__Written instruction__.
Each line containing the word "NELLA" must be reported.

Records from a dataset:
====================

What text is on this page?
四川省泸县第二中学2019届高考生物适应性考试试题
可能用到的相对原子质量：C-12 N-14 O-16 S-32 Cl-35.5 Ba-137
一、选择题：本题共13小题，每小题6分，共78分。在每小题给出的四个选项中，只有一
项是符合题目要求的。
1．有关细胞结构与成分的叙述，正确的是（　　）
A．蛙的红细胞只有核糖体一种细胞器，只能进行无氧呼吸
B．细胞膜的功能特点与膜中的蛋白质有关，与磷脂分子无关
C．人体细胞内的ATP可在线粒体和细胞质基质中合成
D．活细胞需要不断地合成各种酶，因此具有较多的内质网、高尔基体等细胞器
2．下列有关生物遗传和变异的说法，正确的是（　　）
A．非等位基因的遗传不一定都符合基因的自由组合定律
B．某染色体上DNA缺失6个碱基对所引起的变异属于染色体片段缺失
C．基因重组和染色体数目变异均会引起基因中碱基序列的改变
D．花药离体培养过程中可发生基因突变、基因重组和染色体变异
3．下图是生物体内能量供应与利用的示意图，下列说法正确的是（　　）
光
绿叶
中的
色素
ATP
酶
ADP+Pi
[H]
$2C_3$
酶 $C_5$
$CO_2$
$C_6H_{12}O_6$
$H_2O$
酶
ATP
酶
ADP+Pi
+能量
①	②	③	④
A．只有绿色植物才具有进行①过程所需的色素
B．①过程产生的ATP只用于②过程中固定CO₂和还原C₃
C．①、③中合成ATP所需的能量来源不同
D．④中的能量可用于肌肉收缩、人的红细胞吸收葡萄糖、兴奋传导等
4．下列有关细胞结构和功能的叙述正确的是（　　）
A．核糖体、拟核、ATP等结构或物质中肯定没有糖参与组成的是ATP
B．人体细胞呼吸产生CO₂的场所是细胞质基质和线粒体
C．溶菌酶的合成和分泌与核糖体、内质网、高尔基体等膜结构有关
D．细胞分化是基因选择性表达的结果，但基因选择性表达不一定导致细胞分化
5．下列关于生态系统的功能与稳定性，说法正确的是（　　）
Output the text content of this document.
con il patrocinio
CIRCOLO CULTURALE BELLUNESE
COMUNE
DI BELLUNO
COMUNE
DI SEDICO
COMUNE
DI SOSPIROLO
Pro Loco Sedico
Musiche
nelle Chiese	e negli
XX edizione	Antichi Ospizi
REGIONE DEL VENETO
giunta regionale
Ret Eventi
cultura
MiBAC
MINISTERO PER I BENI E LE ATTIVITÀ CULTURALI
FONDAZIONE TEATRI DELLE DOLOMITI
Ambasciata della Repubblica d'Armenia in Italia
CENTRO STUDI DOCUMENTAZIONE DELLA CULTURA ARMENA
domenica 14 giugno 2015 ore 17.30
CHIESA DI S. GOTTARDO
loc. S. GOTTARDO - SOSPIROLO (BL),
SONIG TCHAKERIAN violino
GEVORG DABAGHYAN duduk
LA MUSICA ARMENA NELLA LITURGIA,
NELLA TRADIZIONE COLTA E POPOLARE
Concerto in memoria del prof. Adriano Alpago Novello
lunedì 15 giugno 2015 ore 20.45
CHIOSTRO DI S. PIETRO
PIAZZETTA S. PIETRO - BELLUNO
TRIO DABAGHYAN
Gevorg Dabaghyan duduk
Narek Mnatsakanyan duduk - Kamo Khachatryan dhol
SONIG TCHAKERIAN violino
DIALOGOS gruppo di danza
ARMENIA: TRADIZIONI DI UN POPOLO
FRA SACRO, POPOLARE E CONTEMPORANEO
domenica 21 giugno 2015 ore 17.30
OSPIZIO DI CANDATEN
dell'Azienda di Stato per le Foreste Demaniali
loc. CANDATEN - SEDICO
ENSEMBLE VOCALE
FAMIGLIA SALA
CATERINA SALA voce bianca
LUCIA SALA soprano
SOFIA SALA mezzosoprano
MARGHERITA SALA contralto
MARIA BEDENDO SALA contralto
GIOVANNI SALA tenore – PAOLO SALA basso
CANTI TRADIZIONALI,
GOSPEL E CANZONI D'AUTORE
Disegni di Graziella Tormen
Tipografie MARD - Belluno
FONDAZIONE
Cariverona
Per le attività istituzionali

====================

__Task result__.
LA MUSICA ARMENA NELLA LITURGIA,
NELLA TRADIZIONE COLTA E POPOLARE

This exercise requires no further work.